:: DIRECTIVE ::
Lines holding the string "pressing" are the ones to copy from this listing.

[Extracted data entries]
Begin

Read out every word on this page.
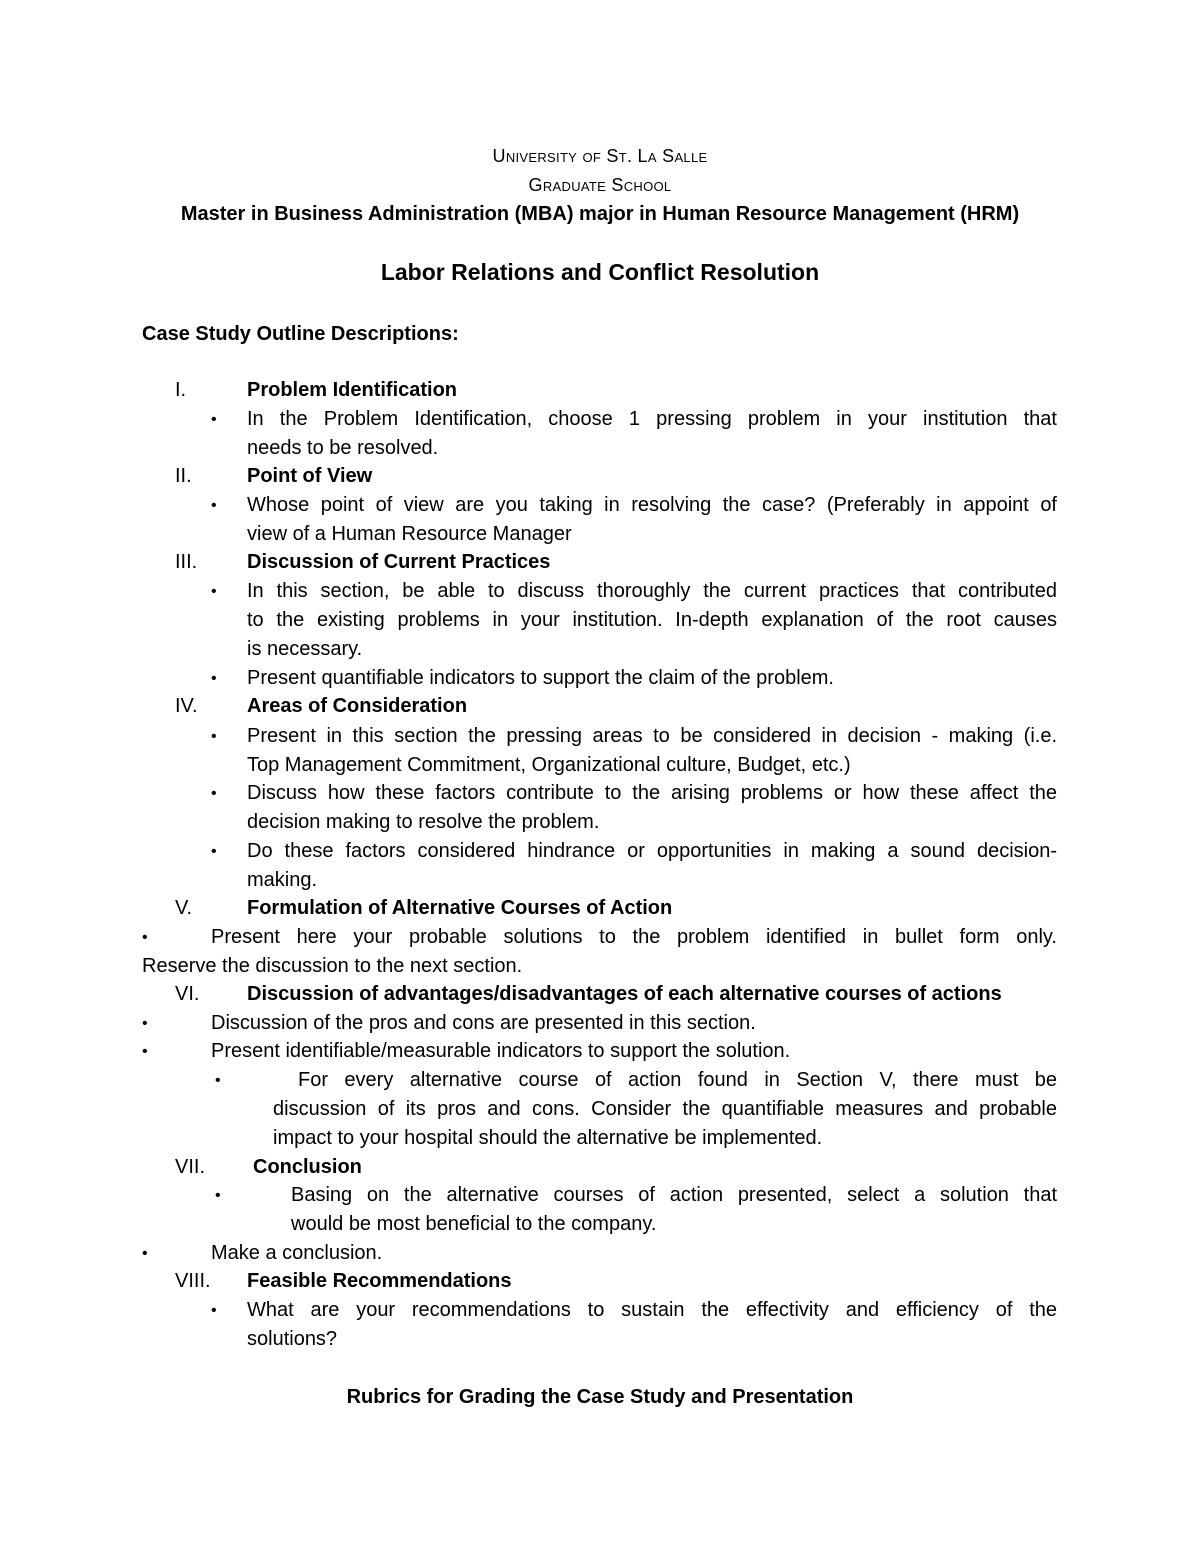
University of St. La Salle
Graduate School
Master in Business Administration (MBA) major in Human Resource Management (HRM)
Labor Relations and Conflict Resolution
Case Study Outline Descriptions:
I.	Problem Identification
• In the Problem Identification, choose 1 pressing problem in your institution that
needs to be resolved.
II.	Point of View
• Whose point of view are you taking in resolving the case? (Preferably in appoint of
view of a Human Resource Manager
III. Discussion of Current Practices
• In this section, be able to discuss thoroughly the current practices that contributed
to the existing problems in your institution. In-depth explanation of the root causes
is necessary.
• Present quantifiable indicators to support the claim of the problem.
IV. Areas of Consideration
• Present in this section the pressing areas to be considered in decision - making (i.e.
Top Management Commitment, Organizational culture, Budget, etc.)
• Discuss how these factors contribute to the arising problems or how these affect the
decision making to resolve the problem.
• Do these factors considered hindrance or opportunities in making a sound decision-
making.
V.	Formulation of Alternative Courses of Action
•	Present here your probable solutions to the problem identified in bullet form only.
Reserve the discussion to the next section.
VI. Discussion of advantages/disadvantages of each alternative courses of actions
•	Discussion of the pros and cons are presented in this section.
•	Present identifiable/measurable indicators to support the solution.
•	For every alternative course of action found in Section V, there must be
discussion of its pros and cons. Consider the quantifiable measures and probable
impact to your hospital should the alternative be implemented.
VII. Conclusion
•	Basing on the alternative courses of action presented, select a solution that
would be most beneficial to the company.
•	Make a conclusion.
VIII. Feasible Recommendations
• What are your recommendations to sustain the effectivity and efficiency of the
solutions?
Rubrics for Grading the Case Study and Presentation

End
Begin

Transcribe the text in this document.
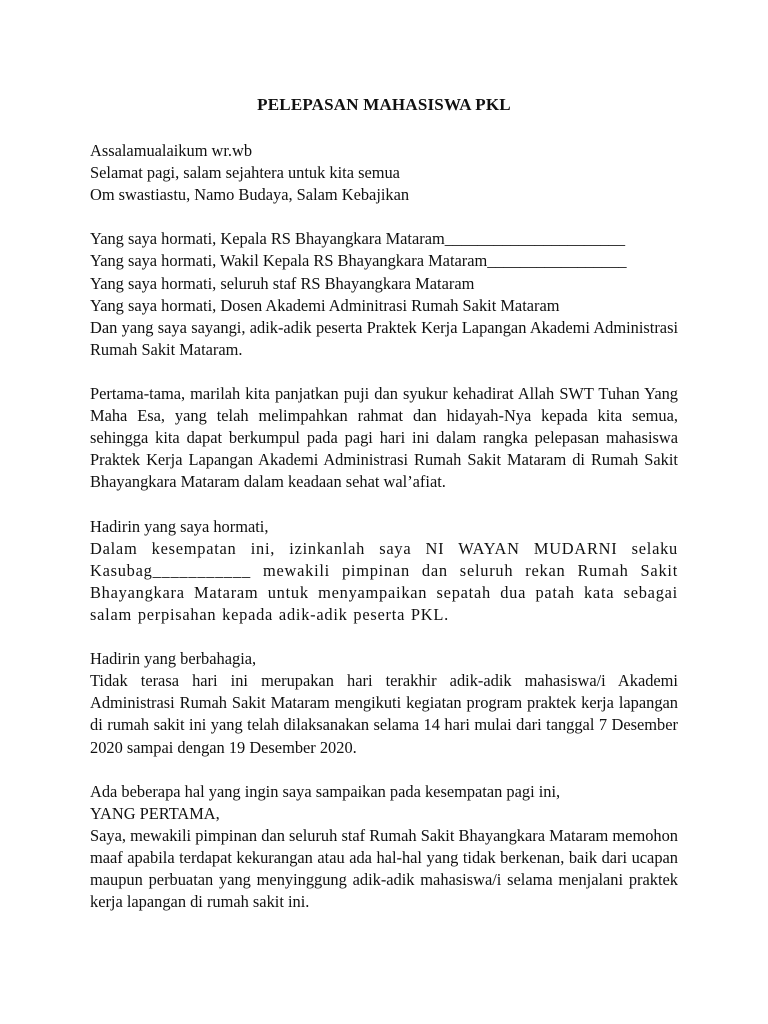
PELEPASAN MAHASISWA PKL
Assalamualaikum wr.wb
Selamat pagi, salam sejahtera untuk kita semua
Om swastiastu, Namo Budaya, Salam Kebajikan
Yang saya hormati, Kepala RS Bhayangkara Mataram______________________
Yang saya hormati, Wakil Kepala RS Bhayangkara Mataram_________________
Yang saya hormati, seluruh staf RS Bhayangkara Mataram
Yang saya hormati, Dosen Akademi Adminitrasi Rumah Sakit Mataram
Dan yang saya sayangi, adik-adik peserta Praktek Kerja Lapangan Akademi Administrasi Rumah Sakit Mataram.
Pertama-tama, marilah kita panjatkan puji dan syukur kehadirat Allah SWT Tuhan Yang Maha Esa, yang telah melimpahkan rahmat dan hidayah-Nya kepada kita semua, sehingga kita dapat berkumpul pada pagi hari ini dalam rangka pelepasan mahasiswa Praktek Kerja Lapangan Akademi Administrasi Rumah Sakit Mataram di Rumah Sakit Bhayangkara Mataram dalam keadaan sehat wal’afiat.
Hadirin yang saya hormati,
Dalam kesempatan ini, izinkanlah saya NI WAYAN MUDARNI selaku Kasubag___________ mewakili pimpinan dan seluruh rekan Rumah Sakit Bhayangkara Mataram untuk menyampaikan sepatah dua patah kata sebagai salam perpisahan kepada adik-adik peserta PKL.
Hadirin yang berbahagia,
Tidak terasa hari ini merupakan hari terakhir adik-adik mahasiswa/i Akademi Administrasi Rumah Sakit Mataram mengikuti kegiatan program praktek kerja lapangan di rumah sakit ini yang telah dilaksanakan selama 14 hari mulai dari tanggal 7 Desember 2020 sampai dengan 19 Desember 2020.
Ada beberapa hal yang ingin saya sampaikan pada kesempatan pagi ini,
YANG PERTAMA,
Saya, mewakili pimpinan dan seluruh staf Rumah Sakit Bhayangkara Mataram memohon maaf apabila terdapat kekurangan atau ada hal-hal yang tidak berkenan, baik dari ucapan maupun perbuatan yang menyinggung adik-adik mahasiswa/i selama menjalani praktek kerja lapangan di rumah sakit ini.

End

:: EXPECTED OUTPUT ::
• In the Problem Identification, choose 1 pressing problem in your institution that
• Present in this section the pressing areas to be considered in decision - making (i.e.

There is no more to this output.